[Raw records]
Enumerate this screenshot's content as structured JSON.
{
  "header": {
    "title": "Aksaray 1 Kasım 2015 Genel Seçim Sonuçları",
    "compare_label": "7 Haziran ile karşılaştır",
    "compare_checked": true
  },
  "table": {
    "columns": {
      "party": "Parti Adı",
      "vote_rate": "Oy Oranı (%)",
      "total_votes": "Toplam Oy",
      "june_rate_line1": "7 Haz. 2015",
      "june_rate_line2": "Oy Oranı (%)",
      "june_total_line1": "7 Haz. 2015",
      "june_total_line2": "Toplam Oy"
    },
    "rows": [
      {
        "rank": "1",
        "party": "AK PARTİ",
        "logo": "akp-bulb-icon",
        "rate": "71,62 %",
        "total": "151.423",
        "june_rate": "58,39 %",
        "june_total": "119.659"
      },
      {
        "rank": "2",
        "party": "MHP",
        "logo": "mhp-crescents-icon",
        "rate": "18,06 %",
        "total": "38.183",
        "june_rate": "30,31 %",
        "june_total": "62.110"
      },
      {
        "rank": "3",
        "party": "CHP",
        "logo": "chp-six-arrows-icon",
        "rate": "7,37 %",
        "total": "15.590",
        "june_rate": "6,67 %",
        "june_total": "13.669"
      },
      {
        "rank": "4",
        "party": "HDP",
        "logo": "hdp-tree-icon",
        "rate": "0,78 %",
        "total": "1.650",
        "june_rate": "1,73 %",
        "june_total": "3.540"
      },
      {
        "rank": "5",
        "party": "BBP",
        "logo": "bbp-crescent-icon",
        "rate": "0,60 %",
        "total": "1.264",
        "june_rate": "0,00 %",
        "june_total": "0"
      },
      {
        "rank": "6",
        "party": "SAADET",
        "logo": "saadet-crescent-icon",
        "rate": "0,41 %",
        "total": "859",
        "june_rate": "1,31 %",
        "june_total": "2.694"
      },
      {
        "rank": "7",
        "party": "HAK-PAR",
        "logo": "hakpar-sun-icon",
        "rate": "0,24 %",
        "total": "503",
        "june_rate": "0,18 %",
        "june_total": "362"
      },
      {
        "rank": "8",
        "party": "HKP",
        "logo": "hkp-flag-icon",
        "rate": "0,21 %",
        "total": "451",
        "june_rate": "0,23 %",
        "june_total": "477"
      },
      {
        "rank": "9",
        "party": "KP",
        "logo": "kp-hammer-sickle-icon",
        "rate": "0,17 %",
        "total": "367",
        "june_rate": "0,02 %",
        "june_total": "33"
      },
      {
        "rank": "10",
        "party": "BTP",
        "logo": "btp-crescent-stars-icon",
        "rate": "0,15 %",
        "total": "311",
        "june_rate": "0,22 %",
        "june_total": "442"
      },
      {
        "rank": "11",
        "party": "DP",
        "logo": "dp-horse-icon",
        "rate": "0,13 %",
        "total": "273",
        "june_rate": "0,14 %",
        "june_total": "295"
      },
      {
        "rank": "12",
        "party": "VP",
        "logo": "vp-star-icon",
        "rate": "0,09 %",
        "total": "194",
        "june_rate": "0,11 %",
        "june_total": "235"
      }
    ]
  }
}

# What is required
Write the data out again in full and exactly.

# Task answer
Enumerate this screenshot's content as structured JSON.
{
  "header": {
    "title": "Aksaray 1 Kasım 2015 Genel Seçim Sonuçları",
    "compare_label": "7 Haziran ile karşılaştır",
    "compare_checked": true
  },
  "table": {
    "columns": {
      "party": "Parti Adı",
      "vote_rate": "Oy Oranı (%)",
      "total_votes": "Toplam Oy",
      "june_rate_line1": "7 Haz. 2015",
      "june_rate_line2": "Oy Oranı (%)",
      "june_total_line1": "7 Haz. 2015",
      "june_total_line2": "Toplam Oy"
    },
    "rows": [
      {
        "rank": "1",
        "party": "AK PARTİ",
        "logo": "akp-bulb-icon",
        "rate": "71,62 %",
        "total": "151.423",
        "june_rate": "58,39 %",
        "june_total": "119.659"
      },
      {
        "rank": "2",
        "party": "MHP",
        "logo": "mhp-crescents-icon",
        "rate": "18,06 %",
        "total": "38.183",
        "june_rate": "30,31 %",
        "june_total": "62.110"
      },
      {
        "rank": "3",
        "party": "CHP",
        "logo": "chp-six-arrows-icon",
        "rate": "7,37 %",
        "total": "15.590",
        "june_rate": "6,67 %",
        "june_total": "13.669"
      },
      {
        "rank": "4",
        "party": "HDP",
        "logo": "hdp-tree-icon",
        "rate": "0,78 %",
        "total": "1.650",
        "june_rate": "1,73 %",
        "june_total": "3.540"
      },
      {
        "rank": "5",
        "party": "BBP",
        "logo": "bbp-crescent-icon",
        "rate": "0,60 %",
        "total": "1.264",
        "june_rate": "0,00 %",
        "june_total": "0"
      },
      {
        "rank": "6",
        "party": "SAADET",
        "logo": "saadet-crescent-icon",
        "rate": "0,41 %",
        "total": "859",
        "june_rate": "1,31 %",
        "june_total": "2.694"
      },
      {
        "rank": "7",
        "party": "HAK-PAR",
        "logo": "hakpar-sun-icon",
        "rate": "0,24 %",
        "total": "503",
        "june_rate": "0,18 %",
        "june_total": "362"
      },
      {
        "rank": "8",
        "party": "HKP",
        "logo": "hkp-flag-icon",
        "rate": "0,21 %",
        "total": "451",
        "june_rate": "0,23 %",
        "june_total": "477"
      },
      {
        "rank": "9",
        "party": "KP",
        "logo": "kp-hammer-sickle-icon",
        "rate": "0,17 %",
        "total": "367",
        "june_rate": "0,02 %",
        "june_total": "33"
      },
      {
        "rank": "10",
        "party": "BTP",
        "logo": "btp-crescent-stars-icon",
        "rate": "0,15 %",
        "total": "311",
        "june_rate": "0,22 %",
        "june_total": "442"
      },
      {
        "rank": "11",
        "party": "DP",
        "logo": "dp-horse-icon",
        "rate": "0,13 %",
        "total": "273",
        "june_rate": "0,14 %",
        "june_total": "295"
      },
      {
        "rank": "12",
        "party": "VP",
        "logo": "vp-star-icon",
        "rate": "0,09 %",
        "total": "194",
        "june_rate": "0,11 %",
        "june_total": "235"
      }
    ]
  }
}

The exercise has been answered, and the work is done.